--- Start Material supplied ---
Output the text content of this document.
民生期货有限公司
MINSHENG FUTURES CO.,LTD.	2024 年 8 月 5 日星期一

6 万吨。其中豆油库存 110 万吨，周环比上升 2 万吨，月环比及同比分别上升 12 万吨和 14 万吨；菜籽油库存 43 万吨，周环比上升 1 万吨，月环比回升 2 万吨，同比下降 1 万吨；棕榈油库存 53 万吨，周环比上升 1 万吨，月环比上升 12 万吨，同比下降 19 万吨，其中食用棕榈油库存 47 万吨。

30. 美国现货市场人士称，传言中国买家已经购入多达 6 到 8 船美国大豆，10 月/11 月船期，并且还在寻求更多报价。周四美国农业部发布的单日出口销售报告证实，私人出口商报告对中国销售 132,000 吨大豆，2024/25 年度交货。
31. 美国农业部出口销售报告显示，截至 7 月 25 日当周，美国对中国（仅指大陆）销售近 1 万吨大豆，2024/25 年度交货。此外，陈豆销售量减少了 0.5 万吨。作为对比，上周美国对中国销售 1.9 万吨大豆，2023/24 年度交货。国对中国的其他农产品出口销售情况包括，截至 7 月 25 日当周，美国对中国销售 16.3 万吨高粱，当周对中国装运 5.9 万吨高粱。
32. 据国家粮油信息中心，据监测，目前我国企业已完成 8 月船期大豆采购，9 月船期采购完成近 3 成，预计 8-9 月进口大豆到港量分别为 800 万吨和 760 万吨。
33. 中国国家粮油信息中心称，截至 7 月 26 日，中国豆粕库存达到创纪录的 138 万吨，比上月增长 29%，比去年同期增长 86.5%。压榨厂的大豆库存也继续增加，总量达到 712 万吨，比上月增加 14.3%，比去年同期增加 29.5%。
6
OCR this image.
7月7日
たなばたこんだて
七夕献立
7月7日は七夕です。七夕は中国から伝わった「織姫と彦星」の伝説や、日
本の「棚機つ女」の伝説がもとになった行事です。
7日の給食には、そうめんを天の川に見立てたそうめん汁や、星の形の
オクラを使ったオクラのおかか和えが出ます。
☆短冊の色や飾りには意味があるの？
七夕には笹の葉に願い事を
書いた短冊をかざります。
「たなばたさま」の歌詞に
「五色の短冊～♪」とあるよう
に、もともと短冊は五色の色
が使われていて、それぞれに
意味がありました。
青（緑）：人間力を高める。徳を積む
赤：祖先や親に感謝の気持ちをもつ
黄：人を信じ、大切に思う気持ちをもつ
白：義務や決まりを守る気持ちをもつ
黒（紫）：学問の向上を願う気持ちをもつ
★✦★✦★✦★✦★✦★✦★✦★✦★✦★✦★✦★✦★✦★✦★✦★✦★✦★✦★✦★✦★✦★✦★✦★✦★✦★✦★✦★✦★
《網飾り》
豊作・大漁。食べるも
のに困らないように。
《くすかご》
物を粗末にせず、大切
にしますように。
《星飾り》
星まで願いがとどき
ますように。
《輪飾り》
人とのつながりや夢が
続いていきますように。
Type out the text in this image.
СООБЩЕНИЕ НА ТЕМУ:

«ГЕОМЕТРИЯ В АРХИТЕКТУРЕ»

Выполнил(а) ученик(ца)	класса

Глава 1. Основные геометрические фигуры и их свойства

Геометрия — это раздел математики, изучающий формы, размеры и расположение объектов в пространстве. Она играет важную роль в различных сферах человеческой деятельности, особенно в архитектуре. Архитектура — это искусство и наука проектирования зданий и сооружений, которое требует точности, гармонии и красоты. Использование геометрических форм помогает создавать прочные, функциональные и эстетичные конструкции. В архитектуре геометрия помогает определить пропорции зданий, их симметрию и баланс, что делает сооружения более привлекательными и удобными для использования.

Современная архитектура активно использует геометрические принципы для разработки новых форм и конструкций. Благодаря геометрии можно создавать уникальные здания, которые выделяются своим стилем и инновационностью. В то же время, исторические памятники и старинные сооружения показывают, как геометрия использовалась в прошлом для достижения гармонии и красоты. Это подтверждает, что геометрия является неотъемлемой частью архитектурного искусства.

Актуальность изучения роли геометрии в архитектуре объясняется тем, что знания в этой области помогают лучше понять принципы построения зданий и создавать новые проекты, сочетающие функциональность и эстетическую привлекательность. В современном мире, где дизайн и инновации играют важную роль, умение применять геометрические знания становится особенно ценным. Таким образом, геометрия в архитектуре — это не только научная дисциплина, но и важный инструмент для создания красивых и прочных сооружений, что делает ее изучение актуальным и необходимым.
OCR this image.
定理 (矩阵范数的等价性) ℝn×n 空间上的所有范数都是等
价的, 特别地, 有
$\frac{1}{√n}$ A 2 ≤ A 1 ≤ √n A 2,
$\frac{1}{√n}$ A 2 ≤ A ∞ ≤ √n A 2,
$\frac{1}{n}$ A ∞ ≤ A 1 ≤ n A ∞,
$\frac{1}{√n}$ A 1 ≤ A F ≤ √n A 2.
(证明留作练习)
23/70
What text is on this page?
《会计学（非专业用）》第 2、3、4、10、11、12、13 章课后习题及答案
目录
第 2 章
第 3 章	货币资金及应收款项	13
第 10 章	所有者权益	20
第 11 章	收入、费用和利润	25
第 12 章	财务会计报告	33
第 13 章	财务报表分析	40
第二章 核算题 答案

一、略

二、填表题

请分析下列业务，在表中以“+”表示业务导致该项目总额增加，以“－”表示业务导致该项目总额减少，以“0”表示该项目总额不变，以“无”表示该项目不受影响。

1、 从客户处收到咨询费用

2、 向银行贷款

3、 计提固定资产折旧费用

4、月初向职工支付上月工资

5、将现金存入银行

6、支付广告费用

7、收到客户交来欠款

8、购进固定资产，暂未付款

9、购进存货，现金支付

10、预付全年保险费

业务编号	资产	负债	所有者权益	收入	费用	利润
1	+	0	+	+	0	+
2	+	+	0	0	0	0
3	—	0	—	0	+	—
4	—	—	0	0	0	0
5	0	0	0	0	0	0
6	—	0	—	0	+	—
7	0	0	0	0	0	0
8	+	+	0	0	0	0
--- End Material supplied ---
> Your task
Copy all lines of the material above where the string "сооружения" occurs.

> Task answer
Геометрия — это раздел математики, изучающий формы, размеры и расположение объектов в пространстве. Она играет важную роль в различных сферах человеческой деятельности, особенно в архитектуре. Архитектура — это искусство и наука проектирования зданий и сооружений, которое требует точности, гармонии и красоты. Использование геометрических форм помогает создавать прочные, функциональные и эстетичные конструкции. В архитектуре геометрия помогает определить пропорции зданий, их симметрию и баланс, что делает сооружения более привлекательными и удобными для использования.
Современная архитектура активно использует геометрические принципы для разработки новых форм и конструкций. Благодаря геометрии можно создавать уникальные здания, которые выделяются своим стилем и инновационностью. В то же время, исторические памятники и старинные сооружения показывают, как геометрия использовалась в прошлом для достижения гармонии и красоты. Это подтверждает, что геометрия является неотъемлемой частью архитектурного искусства.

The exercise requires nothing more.